■ **TASK REQUIREMENTS**: Transcribe every entry word for word. Skip the pictures.
■ ■ ■ ■ ■
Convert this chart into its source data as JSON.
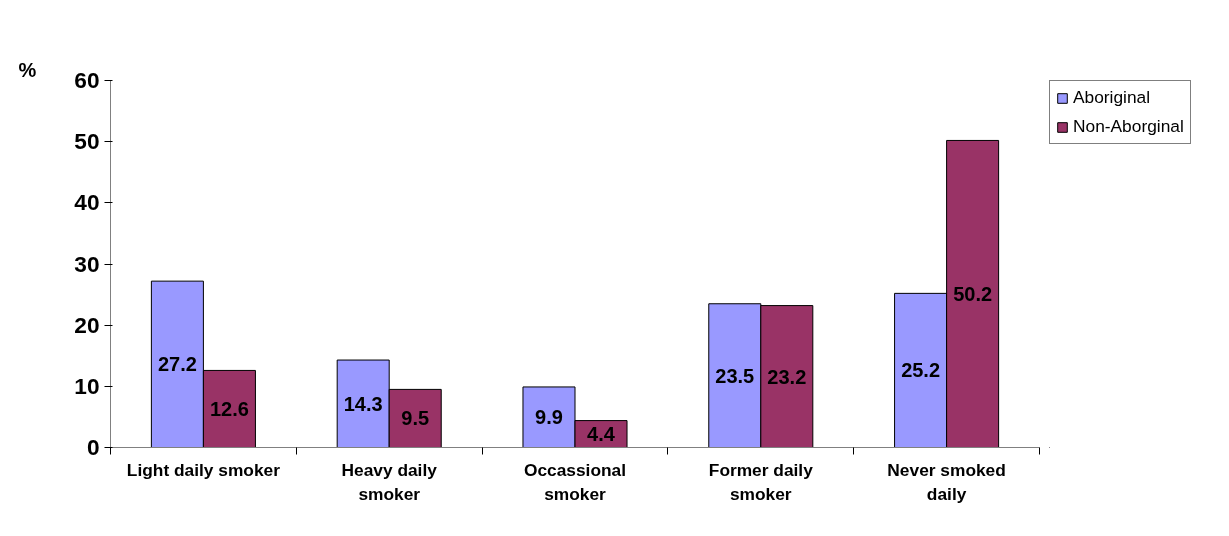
{
  "chart_data": {
    "type": "bar",
    "ylabel": "%",
    "categories": [
      "Light daily smoker",
      "Heavy daily\nsmoker",
      "Occassional\nsmoker",
      "Former daily\nsmoker",
      "Never smoked\ndaily"
    ],
    "series": [
      {
        "name": "Aboriginal",
        "color": "#9999ff",
        "values": [
          27.2,
          14.3,
          9.9,
          23.5,
          25.2
        ]
      },
      {
        "name": "Non-Aborginal",
        "color": "#993366",
        "values": [
          12.6,
          9.5,
          4.4,
          23.2,
          50.2
        ]
      }
    ],
    "ylim": [
      0,
      60
    ],
    "yticks": [
      0,
      10,
      20,
      30,
      40,
      50,
      60
    ],
    "grid": false,
    "legend": "top right",
    "data_labels": true
  }
}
■ ■ ■ ■ ■
■ **FULL RESPONSE**:
Convert this chart into its source data as JSON.
{
  "chart_data": {
    "type": "bar",
    "ylabel": "%",
    "categories": [
      "Light daily smoker",
      "Heavy daily\nsmoker",
      "Occassional\nsmoker",
      "Former daily\nsmoker",
      "Never smoked\ndaily"
    ],
    "series": [
      {
        "name": "Aboriginal",
        "color": "#9999ff",
        "values": [
          27.2,
          14.3,
          9.9,
          23.5,
          25.2
        ]
      },
      {
        "name": "Non-Aborginal",
        "color": "#993366",
        "values": [
          12.6,
          9.5,
          4.4,
          23.2,
          50.2
        ]
      }
    ],
    "ylim": [
      0,
      60
    ],
    "yticks": [
      0,
      10,
      20,
      30,
      40,
      50,
      60
    ],
    "grid": false,
    "legend": "top right",
    "data_labels": true
  }
}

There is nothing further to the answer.